Task goal — Copy the data word for word, keeping every line.

Data in this exercise —
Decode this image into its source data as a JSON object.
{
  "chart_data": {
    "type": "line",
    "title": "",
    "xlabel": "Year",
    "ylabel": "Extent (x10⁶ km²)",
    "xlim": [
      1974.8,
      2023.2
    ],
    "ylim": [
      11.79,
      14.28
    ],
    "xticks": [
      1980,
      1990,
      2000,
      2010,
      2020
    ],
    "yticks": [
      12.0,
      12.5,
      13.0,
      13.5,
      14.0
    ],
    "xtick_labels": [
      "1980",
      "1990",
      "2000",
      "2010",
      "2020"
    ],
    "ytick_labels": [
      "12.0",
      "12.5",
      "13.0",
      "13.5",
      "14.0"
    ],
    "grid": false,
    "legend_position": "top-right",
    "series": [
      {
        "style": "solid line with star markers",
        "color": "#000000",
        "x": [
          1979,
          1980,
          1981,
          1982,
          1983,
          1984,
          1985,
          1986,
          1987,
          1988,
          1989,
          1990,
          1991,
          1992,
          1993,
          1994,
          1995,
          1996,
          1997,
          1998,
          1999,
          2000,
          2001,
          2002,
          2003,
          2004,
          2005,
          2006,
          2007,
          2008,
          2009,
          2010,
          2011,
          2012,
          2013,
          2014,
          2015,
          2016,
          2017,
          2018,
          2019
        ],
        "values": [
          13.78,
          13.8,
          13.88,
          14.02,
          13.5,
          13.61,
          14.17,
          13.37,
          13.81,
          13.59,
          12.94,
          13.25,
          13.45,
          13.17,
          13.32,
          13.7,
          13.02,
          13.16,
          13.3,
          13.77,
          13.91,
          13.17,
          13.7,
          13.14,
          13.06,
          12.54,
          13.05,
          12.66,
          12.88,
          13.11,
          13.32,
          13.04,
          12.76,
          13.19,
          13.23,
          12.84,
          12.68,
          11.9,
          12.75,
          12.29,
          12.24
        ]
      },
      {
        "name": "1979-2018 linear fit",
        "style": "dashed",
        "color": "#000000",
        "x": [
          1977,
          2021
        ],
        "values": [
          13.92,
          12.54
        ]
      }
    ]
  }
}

Response to this task —
Decode this image into its source data as a JSON object.
{
  "chart_data": {
    "type": "line",
    "title": "",
    "xlabel": "Year",
    "ylabel": "Extent (x10⁶ km²)",
    "xlim": [
      1974.8,
      2023.2
    ],
    "ylim": [
      11.79,
      14.28
    ],
    "xticks": [
      1980,
      1990,
      2000,
      2010,
      2020
    ],
    "yticks": [
      12.0,
      12.5,
      13.0,
      13.5,
      14.0
    ],
    "xtick_labels": [
      "1980",
      "1990",
      "2000",
      "2010",
      "2020"
    ],
    "ytick_labels": [
      "12.0",
      "12.5",
      "13.0",
      "13.5",
      "14.0"
    ],
    "grid": false,
    "legend_position": "top-right",
    "series": [
      {
        "style": "solid line with star markers",
        "color": "#000000",
        "x": [
          1979,
          1980,
          1981,
          1982,
          1983,
          1984,
          1985,
          1986,
          1987,
          1988,
          1989,
          1990,
          1991,
          1992,
          1993,
          1994,
          1995,
          1996,
          1997,
          1998,
          1999,
          2000,
          2001,
          2002,
          2003,
          2004,
          2005,
          2006,
          2007,
          2008,
          2009,
          2010,
          2011,
          2012,
          2013,
          2014,
          2015,
          2016,
          2017,
          2018,
          2019
        ],
        "values": [
          13.78,
          13.8,
          13.88,
          14.02,
          13.5,
          13.61,
          14.17,
          13.37,
          13.81,
          13.59,
          12.94,
          13.25,
          13.45,
          13.17,
          13.32,
          13.7,
          13.02,
          13.16,
          13.3,
          13.77,
          13.91,
          13.17,
          13.7,
          13.14,
          13.06,
          12.54,
          13.05,
          12.66,
          12.88,
          13.11,
          13.32,
          13.04,
          12.76,
          13.19,
          13.23,
          12.84,
          12.68,
          11.9,
          12.75,
          12.29,
          12.24
        ]
      },
      {
        "name": "1979-2018 linear fit",
        "style": "dashed",
        "color": "#000000",
        "x": [
          1977,
          2021
        ],
        "values": [
          13.92,
          12.54
        ]
      }
    ]
  }
}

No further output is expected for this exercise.